## Records to process
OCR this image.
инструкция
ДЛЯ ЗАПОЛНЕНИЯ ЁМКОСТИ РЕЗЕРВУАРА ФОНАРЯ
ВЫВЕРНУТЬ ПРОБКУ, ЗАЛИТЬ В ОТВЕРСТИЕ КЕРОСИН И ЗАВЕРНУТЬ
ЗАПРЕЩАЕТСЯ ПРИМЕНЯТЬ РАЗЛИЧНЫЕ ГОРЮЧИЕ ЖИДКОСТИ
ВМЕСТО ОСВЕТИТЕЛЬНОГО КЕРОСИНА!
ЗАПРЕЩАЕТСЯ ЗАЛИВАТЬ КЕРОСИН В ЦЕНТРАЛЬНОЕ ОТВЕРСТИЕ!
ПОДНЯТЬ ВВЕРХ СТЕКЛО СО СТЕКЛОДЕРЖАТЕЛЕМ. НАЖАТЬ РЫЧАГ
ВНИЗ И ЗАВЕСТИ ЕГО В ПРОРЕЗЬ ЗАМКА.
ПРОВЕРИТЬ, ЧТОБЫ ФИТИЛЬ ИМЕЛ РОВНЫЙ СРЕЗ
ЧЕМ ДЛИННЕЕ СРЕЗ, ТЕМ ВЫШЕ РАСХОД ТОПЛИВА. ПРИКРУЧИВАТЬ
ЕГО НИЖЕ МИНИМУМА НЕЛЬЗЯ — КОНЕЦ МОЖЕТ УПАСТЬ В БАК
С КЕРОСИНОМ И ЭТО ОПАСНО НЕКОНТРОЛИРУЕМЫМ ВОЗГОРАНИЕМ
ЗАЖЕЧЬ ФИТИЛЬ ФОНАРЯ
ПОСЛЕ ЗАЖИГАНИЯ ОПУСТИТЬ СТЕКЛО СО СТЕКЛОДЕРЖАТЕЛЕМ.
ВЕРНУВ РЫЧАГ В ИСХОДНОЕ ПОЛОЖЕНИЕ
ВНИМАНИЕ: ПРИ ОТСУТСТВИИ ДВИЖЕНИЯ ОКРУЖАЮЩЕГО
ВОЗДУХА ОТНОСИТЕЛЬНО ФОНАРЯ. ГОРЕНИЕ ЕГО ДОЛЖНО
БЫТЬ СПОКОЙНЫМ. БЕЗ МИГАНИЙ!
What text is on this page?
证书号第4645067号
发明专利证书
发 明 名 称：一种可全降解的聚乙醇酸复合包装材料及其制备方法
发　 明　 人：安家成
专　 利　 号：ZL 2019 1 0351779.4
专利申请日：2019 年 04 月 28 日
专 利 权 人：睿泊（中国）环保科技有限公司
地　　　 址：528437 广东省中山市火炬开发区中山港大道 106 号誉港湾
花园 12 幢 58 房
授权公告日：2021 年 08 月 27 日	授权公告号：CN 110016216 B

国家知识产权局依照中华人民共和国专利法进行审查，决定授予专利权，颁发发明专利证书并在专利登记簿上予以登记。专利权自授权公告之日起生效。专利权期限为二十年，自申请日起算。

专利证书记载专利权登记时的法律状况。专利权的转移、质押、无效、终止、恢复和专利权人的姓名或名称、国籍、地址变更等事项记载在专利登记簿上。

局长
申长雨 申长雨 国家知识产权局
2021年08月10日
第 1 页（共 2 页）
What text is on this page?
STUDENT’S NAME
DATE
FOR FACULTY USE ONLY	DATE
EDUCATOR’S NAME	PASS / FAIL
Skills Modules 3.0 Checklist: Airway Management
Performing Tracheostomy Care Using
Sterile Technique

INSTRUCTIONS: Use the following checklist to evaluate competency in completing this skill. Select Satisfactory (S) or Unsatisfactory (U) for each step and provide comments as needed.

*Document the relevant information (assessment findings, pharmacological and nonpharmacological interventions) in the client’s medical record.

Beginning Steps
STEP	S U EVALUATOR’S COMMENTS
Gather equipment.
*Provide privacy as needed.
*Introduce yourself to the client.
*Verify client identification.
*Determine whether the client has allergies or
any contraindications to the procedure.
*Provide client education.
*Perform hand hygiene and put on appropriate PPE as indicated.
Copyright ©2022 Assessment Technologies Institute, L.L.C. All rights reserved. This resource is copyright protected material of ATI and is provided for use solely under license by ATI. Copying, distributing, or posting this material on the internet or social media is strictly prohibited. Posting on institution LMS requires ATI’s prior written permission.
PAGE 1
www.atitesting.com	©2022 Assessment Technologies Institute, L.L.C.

## Task to carry out
Extract all of the data exactly as written.

## Worked answer
OCR this image.
инструкция
ДЛЯ ЗАПОЛНЕНИЯ ЁМКОСТИ РЕЗЕРВУАРА ФОНАРЯ
ВЫВЕРНУТЬ ПРОБКУ, ЗАЛИТЬ В ОТВЕРСТИЕ КЕРОСИН И ЗАВЕРНУТЬ
ЗАПРЕЩАЕТСЯ ПРИМЕНЯТЬ РАЗЛИЧНЫЕ ГОРЮЧИЕ ЖИДКОСТИ
ВМЕСТО ОСВЕТИТЕЛЬНОГО КЕРОСИНА!
ЗАПРЕЩАЕТСЯ ЗАЛИВАТЬ КЕРОСИН В ЦЕНТРАЛЬНОЕ ОТВЕРСТИЕ!
ПОДНЯТЬ ВВЕРХ СТЕКЛО СО СТЕКЛОДЕРЖАТЕЛЕМ. НАЖАТЬ РЫЧАГ
ВНИЗ И ЗАВЕСТИ ЕГО В ПРОРЕЗЬ ЗАМКА.
ПРОВЕРИТЬ, ЧТОБЫ ФИТИЛЬ ИМЕЛ РОВНЫЙ СРЕЗ
ЧЕМ ДЛИННЕЕ СРЕЗ, ТЕМ ВЫШЕ РАСХОД ТОПЛИВА. ПРИКРУЧИВАТЬ
ЕГО НИЖЕ МИНИМУМА НЕЛЬЗЯ — КОНЕЦ МОЖЕТ УПАСТЬ В БАК
С КЕРОСИНОМ И ЭТО ОПАСНО НЕКОНТРОЛИРУЕМЫМ ВОЗГОРАНИЕМ
ЗАЖЕЧЬ ФИТИЛЬ ФОНАРЯ
ПОСЛЕ ЗАЖИГАНИЯ ОПУСТИТЬ СТЕКЛО СО СТЕКЛОДЕРЖАТЕЛЕМ.
ВЕРНУВ РЫЧАГ В ИСХОДНОЕ ПОЛОЖЕНИЕ
ВНИМАНИЕ: ПРИ ОТСУТСТВИИ ДВИЖЕНИЯ ОКРУЖАЮЩЕГО
ВОЗДУХА ОТНОСИТЕЛЬНО ФОНАРЯ. ГОРЕНИЕ ЕГО ДОЛЖНО
БЫТЬ СПОКОЙНЫМ. БЕЗ МИГАНИЙ!
What text is on this page?
证书号第4645067号
发明专利证书
发 明 名 称：一种可全降解的聚乙醇酸复合包装材料及其制备方法
发　 明　 人：安家成
专　 利　 号：ZL 2019 1 0351779.4
专利申请日：2019 年 04 月 28 日
专 利 权 人：睿泊（中国）环保科技有限公司
地　　　 址：528437 广东省中山市火炬开发区中山港大道 106 号誉港湾
花园 12 幢 58 房
授权公告日：2021 年 08 月 27 日	授权公告号：CN 110016216 B

国家知识产权局依照中华人民共和国专利法进行审查，决定授予专利权，颁发发明专利证书并在专利登记簿上予以登记。专利权自授权公告之日起生效。专利权期限为二十年，自申请日起算。

专利证书记载专利权登记时的法律状况。专利权的转移、质押、无效、终止、恢复和专利权人的姓名或名称、国籍、地址变更等事项记载在专利登记簿上。

局长
申长雨 申长雨 国家知识产权局
2021年08月10日
第 1 页（共 2 页）
What text is on this page?
STUDENT’S NAME
DATE
FOR FACULTY USE ONLY	DATE
EDUCATOR’S NAME	PASS / FAIL
Skills Modules 3.0 Checklist: Airway Management
Performing Tracheostomy Care Using
Sterile Technique

INSTRUCTIONS: Use the following checklist to evaluate competency in completing this skill. Select Satisfactory (S) or Unsatisfactory (U) for each step and provide comments as needed.

*Document the relevant information (assessment findings, pharmacological and nonpharmacological interventions) in the client’s medical record.

Beginning Steps
STEP	S U EVALUATOR’S COMMENTS
Gather equipment.
*Provide privacy as needed.
*Introduce yourself to the client.
*Verify client identification.
*Determine whether the client has allergies or
any contraindications to the procedure.
*Provide client education.
*Perform hand hygiene and put on appropriate PPE as indicated.
Copyright ©2022 Assessment Technologies Institute, L.L.C. All rights reserved. This resource is copyright protected material of ATI and is provided for use solely under license by ATI. Copying, distributing, or posting this material on the internet or social media is strictly prohibited. Posting on institution LMS requires ATI’s prior written permission.
PAGE 1
www.atitesting.com	©2022 Assessment Technologies Institute, L.L.C.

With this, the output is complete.